Aim – Reproduce all of the listing below without alteration.

--- begin ---

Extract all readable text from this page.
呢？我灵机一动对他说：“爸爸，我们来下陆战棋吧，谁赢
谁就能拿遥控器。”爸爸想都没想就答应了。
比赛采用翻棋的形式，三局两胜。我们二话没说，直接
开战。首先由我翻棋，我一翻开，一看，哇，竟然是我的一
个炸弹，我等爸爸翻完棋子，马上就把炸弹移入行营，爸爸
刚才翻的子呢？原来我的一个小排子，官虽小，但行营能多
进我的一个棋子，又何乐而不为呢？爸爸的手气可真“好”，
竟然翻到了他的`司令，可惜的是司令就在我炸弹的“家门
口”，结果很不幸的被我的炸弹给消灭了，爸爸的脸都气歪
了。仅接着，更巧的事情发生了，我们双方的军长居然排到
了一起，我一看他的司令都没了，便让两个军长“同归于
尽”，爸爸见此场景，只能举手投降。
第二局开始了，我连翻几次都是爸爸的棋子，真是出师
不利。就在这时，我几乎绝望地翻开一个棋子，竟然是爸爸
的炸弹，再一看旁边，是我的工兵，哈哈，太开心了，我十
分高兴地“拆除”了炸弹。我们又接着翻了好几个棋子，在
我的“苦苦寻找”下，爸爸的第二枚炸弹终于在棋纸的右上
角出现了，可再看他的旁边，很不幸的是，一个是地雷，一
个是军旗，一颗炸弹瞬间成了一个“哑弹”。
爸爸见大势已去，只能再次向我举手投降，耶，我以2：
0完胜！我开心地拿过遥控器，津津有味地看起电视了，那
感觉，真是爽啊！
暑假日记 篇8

--- end ---

Answer to this task –
Extract all readable text from this page.
呢？我灵机一动对他说：“爸爸，我们来下陆战棋吧，谁赢
谁就能拿遥控器。”爸爸想都没想就答应了。
比赛采用翻棋的形式，三局两胜。我们二话没说，直接
开战。首先由我翻棋，我一翻开，一看，哇，竟然是我的一
个炸弹，我等爸爸翻完棋子，马上就把炸弹移入行营，爸爸
刚才翻的子呢？原来我的一个小排子，官虽小，但行营能多
进我的一个棋子，又何乐而不为呢？爸爸的手气可真“好”，
竟然翻到了他的`司令，可惜的是司令就在我炸弹的“家门
口”，结果很不幸的被我的炸弹给消灭了，爸爸的脸都气歪
了。仅接着，更巧的事情发生了，我们双方的军长居然排到
了一起，我一看他的司令都没了，便让两个军长“同归于
尽”，爸爸见此场景，只能举手投降。
第二局开始了，我连翻几次都是爸爸的棋子，真是出师
不利。就在这时，我几乎绝望地翻开一个棋子，竟然是爸爸
的炸弹，再一看旁边，是我的工兵，哈哈，太开心了，我十
分高兴地“拆除”了炸弹。我们又接着翻了好几个棋子，在
我的“苦苦寻找”下，爸爸的第二枚炸弹终于在棋纸的右上
角出现了，可再看他的旁边，很不幸的是，一个是地雷，一
个是军旗，一颗炸弹瞬间成了一个“哑弹”。
爸爸见大势已去，只能再次向我举手投降，耶，我以2：
0完胜！我开心地拿过遥控器，津津有味地看起电视了，那
感觉，真是爽啊！
暑假日记 篇8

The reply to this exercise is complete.